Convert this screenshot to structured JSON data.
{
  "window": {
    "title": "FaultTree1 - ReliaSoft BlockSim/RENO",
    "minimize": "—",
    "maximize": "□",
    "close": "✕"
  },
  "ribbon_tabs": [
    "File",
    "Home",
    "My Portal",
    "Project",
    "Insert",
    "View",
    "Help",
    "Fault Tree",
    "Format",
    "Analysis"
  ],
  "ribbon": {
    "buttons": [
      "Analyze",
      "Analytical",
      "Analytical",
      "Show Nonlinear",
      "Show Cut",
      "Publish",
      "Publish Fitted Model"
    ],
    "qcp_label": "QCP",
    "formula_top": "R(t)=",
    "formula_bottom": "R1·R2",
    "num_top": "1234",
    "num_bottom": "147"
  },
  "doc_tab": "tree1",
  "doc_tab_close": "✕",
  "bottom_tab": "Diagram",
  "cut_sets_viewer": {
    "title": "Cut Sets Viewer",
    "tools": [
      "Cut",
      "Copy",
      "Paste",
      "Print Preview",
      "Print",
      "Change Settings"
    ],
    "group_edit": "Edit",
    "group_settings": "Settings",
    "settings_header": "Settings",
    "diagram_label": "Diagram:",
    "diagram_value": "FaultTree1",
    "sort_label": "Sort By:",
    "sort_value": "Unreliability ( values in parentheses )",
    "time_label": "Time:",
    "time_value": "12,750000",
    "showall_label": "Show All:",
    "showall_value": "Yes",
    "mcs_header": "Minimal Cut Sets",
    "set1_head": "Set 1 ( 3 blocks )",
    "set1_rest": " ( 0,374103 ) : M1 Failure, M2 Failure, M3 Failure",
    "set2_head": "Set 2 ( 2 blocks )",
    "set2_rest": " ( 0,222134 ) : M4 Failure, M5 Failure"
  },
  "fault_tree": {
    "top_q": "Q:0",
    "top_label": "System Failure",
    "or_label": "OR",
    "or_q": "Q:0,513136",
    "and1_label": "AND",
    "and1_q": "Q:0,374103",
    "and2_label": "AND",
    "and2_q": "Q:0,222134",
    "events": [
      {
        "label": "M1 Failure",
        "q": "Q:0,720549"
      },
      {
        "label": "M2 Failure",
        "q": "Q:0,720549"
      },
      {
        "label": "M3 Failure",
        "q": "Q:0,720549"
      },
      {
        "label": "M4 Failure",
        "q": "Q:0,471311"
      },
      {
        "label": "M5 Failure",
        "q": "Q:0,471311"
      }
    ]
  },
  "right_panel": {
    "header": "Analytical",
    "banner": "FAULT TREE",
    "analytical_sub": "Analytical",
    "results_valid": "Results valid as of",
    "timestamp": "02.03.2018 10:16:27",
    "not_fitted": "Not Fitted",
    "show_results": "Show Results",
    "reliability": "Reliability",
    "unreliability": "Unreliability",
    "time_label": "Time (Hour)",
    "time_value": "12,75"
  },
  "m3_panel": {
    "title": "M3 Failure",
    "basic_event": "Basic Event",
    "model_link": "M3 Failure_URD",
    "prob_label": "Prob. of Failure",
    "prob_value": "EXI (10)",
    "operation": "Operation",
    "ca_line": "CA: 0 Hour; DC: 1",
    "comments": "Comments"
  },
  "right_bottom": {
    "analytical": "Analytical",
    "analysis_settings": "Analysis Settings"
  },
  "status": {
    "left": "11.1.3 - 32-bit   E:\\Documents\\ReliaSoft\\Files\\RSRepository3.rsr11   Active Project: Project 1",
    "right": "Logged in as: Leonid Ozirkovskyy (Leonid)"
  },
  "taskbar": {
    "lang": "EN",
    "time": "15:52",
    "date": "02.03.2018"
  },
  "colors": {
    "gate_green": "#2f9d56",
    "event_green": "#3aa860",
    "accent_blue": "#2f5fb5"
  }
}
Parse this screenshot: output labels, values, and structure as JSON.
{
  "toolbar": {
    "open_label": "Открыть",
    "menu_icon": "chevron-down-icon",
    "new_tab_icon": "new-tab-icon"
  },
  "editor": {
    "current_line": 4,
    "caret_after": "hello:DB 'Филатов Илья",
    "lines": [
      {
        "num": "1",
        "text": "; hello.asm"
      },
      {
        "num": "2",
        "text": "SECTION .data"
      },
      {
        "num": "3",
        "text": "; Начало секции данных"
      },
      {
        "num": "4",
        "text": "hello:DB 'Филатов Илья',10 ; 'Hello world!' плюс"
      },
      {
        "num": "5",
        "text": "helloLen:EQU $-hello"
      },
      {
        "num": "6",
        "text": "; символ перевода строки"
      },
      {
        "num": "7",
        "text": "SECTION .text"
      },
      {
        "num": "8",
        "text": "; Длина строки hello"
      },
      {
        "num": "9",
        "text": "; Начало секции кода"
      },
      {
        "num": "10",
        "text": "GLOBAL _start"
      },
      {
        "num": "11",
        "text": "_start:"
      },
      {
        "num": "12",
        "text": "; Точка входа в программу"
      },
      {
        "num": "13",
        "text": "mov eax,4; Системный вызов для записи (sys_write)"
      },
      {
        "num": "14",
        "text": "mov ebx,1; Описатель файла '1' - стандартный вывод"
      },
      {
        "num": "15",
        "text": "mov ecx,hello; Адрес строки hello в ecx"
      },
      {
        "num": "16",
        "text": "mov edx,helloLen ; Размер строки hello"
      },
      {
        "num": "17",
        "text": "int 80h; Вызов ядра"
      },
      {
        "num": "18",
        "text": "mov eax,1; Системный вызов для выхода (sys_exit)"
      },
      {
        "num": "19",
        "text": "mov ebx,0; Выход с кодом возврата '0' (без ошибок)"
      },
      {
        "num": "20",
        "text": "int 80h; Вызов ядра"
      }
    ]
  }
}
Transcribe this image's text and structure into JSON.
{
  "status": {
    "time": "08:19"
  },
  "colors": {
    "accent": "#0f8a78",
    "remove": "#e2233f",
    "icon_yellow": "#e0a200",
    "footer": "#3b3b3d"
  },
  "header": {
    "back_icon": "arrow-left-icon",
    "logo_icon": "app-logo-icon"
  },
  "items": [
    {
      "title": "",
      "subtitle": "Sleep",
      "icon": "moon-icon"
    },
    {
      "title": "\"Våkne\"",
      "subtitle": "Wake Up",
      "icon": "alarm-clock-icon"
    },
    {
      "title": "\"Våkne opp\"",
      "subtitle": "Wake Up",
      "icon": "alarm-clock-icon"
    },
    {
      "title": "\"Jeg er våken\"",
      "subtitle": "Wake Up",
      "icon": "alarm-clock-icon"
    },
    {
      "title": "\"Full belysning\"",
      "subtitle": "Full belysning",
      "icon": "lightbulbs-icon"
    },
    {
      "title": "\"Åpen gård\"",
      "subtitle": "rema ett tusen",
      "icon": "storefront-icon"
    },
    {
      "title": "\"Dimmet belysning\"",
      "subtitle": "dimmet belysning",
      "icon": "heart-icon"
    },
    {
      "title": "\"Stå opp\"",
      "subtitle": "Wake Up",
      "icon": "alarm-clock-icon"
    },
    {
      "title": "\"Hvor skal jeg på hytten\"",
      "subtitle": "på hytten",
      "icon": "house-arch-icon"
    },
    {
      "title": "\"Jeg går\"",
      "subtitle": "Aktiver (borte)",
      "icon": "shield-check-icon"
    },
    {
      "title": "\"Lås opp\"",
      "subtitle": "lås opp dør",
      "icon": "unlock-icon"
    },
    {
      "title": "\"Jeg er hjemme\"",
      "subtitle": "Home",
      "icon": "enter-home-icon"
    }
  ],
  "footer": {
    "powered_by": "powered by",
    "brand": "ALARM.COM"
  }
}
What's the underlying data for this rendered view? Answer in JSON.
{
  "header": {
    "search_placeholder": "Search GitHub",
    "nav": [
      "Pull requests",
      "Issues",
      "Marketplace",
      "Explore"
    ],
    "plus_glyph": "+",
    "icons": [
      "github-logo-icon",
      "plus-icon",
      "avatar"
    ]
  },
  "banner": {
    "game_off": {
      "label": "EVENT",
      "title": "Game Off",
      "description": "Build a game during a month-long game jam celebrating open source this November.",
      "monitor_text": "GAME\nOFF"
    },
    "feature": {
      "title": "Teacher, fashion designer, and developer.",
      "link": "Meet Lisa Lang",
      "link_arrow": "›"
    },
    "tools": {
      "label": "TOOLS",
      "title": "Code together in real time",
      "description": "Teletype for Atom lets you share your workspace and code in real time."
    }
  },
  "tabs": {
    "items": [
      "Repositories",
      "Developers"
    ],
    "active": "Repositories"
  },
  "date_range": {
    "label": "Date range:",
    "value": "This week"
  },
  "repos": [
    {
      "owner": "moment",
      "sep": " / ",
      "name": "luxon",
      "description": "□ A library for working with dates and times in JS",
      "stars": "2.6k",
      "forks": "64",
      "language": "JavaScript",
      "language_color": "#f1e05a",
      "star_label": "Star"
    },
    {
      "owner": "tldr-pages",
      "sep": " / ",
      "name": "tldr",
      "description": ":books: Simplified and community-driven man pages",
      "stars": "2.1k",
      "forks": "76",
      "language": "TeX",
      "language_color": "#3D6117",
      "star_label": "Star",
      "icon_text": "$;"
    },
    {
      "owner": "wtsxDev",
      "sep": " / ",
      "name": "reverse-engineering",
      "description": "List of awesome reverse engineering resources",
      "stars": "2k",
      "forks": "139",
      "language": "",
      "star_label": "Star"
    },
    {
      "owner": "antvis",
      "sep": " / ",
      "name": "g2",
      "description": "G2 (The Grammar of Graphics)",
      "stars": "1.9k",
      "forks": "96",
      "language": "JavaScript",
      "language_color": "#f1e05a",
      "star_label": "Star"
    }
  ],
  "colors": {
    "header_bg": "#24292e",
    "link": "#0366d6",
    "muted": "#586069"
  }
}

• **Short task**
Pull every line containing "Начало" out of the records.

• **The completed task**
        "text": "; Начало секции данных"
        "text": "; Начало секции кода"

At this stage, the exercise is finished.